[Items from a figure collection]
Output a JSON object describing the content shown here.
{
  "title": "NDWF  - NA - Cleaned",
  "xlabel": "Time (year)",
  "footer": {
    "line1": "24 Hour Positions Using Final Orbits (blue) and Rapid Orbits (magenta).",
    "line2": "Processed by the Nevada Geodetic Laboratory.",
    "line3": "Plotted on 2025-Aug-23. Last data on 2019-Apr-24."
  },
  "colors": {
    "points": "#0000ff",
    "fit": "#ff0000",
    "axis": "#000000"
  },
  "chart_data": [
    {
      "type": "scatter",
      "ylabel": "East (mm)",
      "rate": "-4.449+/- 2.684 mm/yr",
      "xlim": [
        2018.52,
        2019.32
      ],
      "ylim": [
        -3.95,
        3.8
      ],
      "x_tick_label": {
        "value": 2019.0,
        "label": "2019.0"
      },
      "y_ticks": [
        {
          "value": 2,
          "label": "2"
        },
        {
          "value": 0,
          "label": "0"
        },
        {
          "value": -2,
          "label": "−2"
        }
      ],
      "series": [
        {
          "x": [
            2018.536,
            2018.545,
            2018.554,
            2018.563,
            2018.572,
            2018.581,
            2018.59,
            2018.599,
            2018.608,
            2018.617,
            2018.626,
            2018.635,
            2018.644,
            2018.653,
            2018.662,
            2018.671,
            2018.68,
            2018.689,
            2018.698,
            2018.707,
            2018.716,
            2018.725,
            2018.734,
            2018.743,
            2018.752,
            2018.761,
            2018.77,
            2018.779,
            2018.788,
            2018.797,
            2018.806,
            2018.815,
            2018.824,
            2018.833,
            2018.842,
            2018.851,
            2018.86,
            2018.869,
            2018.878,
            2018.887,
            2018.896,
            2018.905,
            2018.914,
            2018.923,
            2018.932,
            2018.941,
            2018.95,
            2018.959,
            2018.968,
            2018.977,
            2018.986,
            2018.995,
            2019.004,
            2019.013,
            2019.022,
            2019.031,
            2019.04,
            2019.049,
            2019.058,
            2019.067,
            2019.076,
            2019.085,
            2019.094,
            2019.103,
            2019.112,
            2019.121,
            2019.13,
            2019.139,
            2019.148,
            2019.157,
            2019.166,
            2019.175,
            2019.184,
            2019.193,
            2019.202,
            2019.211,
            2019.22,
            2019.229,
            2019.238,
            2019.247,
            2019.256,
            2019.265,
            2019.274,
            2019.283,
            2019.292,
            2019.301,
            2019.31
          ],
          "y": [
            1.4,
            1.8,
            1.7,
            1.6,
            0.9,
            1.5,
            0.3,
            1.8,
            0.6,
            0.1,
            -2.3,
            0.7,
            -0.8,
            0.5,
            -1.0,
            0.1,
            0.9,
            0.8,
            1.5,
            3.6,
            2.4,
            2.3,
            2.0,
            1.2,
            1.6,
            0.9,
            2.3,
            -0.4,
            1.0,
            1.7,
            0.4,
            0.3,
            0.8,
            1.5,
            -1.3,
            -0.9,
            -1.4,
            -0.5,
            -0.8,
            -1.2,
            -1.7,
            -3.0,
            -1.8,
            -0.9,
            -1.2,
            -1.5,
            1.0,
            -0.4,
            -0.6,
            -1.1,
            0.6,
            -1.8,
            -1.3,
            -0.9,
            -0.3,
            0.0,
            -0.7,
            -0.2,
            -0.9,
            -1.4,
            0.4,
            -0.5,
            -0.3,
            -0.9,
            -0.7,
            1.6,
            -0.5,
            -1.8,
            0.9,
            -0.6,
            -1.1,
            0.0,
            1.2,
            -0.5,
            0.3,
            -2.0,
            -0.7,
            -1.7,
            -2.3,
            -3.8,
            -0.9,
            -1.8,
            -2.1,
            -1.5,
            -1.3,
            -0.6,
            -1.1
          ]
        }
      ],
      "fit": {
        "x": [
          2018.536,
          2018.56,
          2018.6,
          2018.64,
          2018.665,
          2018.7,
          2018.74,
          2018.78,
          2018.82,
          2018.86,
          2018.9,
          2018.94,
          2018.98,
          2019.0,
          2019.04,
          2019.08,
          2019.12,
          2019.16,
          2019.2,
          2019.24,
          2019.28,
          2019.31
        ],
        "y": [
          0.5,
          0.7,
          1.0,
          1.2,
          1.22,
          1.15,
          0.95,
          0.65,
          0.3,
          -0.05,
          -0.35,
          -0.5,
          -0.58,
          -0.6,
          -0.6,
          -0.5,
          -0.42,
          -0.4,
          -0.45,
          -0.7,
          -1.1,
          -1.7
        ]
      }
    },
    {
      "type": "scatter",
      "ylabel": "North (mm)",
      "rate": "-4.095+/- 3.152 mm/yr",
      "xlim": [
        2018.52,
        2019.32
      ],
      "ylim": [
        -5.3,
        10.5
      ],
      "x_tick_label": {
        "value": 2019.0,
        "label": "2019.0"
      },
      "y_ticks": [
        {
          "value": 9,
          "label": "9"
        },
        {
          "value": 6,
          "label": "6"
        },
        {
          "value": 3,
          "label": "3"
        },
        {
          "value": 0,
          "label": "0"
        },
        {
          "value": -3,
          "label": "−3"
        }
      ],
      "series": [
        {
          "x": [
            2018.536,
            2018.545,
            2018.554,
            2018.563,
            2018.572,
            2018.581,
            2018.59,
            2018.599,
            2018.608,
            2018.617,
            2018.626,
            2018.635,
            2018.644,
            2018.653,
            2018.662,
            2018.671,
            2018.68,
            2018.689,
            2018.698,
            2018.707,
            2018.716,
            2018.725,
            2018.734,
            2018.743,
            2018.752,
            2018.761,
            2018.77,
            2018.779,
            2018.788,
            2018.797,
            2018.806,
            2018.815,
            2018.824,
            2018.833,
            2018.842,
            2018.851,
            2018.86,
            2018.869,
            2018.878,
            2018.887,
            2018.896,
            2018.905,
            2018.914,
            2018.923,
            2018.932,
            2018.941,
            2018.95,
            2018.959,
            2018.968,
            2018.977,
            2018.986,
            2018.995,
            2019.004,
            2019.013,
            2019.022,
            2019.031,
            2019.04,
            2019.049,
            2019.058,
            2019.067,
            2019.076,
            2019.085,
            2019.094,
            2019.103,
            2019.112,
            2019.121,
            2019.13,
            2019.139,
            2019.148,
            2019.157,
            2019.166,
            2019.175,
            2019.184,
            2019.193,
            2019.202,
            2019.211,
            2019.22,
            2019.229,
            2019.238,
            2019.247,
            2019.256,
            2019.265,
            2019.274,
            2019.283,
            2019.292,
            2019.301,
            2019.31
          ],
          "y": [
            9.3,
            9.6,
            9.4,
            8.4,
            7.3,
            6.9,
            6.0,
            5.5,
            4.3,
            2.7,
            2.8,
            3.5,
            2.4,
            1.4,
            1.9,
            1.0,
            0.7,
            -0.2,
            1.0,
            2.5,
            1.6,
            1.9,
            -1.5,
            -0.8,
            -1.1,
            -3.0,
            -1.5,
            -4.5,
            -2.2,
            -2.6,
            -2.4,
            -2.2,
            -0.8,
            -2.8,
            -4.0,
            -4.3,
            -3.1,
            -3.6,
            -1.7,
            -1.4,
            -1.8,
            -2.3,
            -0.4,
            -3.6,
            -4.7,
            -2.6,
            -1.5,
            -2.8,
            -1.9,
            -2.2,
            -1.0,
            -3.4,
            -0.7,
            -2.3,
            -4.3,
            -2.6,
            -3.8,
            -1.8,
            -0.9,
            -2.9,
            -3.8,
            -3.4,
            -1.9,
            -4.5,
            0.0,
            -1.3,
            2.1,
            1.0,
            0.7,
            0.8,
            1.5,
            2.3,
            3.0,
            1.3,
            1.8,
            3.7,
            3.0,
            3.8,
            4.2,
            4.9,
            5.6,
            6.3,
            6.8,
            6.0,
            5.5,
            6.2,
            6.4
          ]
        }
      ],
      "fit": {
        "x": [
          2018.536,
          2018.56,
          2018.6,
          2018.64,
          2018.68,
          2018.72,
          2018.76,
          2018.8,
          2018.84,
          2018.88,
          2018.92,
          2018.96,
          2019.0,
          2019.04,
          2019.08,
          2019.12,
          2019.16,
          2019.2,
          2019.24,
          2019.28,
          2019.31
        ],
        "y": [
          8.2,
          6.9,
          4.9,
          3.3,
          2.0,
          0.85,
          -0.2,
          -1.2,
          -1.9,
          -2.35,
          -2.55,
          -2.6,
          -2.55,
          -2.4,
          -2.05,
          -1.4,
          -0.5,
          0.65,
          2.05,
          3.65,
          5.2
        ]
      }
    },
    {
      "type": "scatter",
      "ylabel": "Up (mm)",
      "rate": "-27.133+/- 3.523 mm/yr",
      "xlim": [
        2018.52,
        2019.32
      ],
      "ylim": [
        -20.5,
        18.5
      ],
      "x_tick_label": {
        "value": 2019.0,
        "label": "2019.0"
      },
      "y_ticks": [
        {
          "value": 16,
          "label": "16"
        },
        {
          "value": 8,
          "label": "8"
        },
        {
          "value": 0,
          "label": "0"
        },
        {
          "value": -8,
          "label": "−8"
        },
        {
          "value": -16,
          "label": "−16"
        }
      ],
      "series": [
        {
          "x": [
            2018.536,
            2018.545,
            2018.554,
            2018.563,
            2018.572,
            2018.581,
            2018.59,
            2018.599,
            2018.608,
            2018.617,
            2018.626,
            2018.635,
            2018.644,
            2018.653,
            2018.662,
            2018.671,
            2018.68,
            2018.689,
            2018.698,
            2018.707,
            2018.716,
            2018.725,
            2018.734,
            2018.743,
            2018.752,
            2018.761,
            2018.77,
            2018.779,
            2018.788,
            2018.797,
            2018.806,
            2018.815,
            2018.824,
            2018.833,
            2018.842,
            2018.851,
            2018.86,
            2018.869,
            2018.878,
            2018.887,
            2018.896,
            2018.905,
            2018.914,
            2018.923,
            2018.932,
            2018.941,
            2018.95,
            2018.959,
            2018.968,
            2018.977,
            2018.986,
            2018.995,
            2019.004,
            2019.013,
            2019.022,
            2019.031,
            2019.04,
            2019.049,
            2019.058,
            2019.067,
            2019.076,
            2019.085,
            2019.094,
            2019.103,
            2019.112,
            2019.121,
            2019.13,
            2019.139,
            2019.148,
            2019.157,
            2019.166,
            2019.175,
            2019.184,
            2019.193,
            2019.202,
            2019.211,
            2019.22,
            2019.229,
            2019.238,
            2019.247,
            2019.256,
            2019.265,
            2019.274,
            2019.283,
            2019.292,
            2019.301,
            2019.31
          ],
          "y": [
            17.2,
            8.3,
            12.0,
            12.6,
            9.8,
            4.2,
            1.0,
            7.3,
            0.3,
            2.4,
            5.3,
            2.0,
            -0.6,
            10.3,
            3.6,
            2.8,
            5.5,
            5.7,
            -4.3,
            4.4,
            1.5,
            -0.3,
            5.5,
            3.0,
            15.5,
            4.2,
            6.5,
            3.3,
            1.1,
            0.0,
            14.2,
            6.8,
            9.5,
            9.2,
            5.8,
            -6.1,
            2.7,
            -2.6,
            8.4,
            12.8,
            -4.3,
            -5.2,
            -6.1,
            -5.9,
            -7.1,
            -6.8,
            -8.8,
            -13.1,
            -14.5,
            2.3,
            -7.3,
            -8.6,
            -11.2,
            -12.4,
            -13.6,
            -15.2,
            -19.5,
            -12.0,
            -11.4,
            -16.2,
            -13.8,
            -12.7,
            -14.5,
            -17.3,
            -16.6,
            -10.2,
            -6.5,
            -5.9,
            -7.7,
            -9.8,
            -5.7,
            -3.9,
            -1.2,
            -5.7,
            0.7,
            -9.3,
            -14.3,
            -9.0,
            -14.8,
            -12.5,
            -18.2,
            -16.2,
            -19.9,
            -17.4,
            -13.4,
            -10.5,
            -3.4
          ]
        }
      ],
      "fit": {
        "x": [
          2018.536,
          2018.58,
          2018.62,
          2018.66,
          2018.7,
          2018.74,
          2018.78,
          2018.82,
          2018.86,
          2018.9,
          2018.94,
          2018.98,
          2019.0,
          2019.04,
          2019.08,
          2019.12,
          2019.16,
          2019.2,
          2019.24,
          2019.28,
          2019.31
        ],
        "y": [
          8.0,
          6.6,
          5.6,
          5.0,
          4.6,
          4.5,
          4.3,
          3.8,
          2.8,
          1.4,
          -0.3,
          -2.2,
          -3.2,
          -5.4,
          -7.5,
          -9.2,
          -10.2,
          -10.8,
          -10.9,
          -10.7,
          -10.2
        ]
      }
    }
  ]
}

### Exercise goal:
Copy down every line of the entries containing the word "rate".

### Response to this task:
      "rate": "-4.449+/- 2.684 mm/yr",
      "rate": "-4.095+/- 3.152 mm/yr",
      "rate": "-27.133+/- 3.523 mm/yr",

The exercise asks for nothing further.